WORK TO COMPLETE:
Read through the records below and copy each line that uses the word "name".

DATA FOR THIS EXERCISE:
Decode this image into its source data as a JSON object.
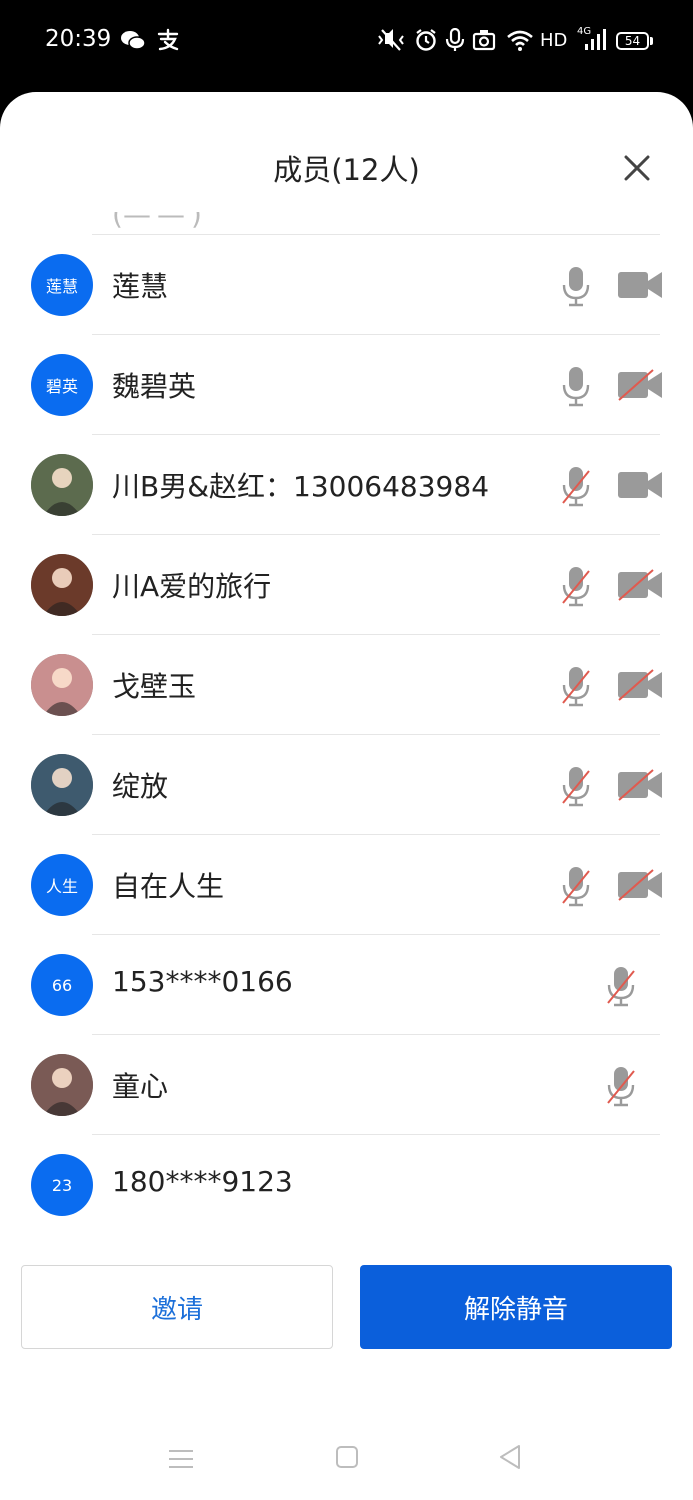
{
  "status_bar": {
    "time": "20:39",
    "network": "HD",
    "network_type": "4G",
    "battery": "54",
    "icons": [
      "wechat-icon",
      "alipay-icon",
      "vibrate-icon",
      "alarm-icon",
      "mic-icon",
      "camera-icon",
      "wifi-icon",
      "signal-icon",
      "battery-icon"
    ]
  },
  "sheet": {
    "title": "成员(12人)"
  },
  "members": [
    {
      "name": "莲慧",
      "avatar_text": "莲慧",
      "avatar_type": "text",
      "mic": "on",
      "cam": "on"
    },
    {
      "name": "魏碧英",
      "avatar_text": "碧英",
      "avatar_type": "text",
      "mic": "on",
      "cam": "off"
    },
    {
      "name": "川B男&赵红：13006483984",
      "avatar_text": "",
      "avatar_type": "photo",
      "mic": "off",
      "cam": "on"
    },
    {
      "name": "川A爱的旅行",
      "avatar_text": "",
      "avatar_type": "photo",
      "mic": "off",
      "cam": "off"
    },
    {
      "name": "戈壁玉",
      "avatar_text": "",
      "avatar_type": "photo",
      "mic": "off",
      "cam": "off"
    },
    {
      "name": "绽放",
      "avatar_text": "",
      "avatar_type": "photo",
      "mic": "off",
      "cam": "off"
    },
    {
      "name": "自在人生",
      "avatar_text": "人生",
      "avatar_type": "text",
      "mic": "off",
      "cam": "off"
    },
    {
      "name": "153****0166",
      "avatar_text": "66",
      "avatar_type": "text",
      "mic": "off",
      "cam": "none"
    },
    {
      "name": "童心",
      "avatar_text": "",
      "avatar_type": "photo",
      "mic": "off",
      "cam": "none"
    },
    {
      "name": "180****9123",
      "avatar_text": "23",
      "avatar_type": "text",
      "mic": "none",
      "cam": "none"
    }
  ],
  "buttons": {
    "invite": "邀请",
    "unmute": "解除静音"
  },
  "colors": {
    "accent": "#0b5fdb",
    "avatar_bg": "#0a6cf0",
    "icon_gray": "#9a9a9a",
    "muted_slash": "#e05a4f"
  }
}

RESPONSE:
      "name": "莲慧",
      "name": "魏碧英",
      "name": "川B男&赵红：13006483984",
      "name": "川A爱的旅行",
      "name": "戈壁玉",
      "name": "绽放",
      "name": "自在人生",
      "name": "153****0166",
      "name": "童心",
      "name": "180****9123",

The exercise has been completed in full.